### Given records

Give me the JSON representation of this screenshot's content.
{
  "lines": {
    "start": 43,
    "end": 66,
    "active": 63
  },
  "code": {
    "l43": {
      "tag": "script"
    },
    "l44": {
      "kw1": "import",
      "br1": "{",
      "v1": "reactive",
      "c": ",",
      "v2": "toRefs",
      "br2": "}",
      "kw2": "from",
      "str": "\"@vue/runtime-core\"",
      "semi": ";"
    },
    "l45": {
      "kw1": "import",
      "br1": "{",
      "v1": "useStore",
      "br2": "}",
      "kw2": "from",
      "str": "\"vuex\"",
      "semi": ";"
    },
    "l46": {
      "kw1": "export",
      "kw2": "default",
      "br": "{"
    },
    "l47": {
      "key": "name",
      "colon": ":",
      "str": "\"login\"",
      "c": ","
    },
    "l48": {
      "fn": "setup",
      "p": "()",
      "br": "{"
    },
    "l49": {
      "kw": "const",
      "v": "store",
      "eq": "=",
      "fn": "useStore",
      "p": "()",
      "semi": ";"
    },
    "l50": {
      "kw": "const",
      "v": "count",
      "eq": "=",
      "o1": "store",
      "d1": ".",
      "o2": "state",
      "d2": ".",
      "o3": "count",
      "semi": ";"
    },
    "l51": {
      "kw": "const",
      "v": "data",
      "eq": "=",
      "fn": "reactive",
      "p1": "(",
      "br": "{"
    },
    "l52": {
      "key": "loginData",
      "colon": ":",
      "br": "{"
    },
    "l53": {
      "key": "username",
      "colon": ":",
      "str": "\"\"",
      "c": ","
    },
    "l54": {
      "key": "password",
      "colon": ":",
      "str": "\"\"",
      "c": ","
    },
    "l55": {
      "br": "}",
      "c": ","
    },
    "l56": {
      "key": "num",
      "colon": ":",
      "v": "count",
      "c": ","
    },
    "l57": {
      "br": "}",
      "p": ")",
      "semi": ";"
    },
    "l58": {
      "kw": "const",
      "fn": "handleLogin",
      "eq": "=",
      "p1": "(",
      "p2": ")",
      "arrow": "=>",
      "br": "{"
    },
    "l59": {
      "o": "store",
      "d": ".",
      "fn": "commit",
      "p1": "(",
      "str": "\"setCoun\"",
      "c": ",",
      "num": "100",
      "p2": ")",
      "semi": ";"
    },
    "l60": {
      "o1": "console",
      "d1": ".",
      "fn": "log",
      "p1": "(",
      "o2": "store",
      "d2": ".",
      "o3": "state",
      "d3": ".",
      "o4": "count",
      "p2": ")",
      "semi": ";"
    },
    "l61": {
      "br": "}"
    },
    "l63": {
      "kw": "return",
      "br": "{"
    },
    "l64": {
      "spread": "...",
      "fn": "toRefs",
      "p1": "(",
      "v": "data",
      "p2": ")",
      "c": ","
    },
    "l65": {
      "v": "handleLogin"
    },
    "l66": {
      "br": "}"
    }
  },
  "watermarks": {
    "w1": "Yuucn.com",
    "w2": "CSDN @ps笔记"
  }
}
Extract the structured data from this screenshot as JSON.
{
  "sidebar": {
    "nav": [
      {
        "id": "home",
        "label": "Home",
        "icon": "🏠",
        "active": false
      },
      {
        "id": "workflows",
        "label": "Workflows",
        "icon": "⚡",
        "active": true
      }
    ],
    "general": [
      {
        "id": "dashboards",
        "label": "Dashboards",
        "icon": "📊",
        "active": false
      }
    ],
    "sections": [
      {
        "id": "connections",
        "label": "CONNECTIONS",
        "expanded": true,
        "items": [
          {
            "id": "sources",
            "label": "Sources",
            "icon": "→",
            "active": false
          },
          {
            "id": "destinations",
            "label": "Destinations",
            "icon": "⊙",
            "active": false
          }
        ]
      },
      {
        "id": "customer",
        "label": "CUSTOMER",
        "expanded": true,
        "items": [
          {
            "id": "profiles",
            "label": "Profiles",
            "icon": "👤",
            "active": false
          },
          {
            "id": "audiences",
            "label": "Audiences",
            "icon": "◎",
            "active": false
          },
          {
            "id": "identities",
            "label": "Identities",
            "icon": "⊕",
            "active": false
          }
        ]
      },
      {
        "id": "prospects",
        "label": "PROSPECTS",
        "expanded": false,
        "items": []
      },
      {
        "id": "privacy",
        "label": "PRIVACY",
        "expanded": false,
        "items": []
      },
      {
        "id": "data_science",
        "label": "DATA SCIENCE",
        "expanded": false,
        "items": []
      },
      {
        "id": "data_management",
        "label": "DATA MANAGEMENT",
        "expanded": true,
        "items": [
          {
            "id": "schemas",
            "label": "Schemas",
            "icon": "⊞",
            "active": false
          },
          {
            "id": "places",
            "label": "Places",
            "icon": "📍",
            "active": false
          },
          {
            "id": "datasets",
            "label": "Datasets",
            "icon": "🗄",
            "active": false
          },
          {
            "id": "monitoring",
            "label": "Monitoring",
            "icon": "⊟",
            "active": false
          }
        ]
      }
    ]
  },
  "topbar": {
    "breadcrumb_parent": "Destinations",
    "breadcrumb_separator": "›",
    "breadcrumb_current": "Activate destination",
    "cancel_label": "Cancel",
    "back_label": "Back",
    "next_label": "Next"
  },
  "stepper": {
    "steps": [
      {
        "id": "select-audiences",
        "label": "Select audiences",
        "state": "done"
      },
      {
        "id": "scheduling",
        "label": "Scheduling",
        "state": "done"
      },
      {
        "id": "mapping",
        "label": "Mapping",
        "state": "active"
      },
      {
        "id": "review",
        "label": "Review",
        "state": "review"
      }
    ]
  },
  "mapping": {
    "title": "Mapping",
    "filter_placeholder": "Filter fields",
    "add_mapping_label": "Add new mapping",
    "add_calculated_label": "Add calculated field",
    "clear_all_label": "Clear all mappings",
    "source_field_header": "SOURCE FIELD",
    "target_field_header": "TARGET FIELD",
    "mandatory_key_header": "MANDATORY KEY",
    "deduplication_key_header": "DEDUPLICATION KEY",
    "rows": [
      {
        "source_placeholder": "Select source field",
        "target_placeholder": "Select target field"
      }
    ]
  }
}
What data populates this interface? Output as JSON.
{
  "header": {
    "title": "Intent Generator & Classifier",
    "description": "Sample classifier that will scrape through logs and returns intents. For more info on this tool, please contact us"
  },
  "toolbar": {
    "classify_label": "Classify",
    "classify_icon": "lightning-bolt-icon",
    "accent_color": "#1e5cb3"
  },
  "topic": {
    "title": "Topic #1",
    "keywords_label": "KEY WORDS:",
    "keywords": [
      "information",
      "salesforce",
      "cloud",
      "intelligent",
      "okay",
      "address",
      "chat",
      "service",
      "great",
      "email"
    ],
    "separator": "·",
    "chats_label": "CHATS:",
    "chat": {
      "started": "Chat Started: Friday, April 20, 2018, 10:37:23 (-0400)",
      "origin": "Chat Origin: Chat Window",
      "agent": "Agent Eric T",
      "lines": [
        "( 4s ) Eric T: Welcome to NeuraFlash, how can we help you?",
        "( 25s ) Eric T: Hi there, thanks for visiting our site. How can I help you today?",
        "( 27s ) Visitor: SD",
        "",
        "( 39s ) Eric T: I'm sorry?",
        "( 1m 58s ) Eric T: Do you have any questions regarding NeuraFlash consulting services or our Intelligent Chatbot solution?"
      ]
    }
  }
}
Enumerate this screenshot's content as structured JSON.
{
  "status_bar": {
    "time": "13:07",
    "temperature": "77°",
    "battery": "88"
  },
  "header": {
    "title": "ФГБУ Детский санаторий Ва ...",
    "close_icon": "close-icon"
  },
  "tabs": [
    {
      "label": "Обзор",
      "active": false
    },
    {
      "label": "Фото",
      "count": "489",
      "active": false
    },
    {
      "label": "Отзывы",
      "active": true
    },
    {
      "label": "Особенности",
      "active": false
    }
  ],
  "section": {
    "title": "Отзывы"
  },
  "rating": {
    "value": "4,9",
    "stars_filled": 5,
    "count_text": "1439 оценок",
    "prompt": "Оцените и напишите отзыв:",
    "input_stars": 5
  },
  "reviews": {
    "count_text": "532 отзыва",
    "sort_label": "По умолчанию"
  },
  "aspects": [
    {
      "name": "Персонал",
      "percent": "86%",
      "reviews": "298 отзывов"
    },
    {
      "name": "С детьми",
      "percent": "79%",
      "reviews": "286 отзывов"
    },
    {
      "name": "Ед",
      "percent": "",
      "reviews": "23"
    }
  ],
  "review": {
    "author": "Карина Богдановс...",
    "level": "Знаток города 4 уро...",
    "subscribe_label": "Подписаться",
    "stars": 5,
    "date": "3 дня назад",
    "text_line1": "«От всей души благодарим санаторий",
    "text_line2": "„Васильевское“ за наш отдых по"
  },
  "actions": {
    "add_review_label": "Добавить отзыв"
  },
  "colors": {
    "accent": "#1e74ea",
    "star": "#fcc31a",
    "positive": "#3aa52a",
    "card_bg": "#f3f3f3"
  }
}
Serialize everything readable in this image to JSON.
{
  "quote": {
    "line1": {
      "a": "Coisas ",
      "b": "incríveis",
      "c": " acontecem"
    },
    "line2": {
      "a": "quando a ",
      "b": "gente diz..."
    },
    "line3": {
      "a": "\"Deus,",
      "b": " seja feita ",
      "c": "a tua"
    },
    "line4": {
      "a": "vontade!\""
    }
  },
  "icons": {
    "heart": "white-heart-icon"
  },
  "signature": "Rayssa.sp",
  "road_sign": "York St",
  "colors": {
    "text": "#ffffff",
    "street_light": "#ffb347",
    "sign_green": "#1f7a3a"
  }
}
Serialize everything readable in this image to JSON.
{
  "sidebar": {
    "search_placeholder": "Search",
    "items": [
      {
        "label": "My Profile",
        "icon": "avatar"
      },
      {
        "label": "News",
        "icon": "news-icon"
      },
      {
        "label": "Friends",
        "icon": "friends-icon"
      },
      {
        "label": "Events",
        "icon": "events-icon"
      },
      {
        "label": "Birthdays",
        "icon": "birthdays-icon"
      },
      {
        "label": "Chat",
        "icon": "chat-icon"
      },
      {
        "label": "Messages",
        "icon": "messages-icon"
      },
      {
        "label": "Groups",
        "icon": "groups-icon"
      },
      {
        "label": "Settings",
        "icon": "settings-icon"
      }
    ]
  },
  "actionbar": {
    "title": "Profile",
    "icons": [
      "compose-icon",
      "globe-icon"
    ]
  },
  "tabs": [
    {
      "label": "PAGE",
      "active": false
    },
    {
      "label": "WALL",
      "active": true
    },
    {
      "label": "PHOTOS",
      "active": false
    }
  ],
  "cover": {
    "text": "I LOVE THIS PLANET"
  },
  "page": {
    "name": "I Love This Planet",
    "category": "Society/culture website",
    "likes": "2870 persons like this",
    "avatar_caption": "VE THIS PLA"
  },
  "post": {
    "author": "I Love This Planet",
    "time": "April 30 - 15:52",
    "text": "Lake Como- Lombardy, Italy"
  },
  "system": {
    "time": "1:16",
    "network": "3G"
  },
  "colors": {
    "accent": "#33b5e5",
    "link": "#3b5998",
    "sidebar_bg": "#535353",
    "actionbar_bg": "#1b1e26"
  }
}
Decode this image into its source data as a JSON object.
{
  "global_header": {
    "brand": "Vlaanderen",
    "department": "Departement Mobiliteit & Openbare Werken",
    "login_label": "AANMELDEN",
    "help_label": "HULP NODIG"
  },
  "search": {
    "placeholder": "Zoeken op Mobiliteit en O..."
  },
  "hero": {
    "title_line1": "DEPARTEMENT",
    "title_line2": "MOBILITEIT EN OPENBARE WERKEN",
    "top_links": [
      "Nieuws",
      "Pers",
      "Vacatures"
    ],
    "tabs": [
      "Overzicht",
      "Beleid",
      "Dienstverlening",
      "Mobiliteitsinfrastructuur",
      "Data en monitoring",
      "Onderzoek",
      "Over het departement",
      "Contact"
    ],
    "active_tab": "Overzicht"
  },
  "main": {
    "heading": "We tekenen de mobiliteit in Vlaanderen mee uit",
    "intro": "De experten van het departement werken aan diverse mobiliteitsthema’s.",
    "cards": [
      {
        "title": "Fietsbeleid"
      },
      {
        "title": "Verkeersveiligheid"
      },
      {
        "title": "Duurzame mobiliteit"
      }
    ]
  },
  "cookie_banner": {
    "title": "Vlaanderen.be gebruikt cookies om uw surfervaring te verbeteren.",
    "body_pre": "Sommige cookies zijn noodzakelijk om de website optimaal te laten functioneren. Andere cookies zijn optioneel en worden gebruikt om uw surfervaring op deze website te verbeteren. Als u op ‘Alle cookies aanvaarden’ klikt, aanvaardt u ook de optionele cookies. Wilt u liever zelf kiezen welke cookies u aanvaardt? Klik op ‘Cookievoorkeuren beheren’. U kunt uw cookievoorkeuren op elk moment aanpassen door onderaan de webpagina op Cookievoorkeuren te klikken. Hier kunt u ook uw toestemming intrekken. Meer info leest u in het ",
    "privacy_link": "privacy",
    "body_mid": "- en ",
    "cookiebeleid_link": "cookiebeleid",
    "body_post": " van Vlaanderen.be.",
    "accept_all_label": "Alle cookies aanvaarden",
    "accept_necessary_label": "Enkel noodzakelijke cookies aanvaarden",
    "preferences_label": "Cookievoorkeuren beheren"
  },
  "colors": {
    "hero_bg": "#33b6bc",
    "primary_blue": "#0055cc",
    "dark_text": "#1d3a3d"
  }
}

######

# [What is required]
Look through the data above. Copy every line with the string "санаторий" in it.

# [Response to the exercise]
    "title": "ФГБУ Детский санаторий Ва ...",
    "text_line1": "«От всей души благодарим санаторий",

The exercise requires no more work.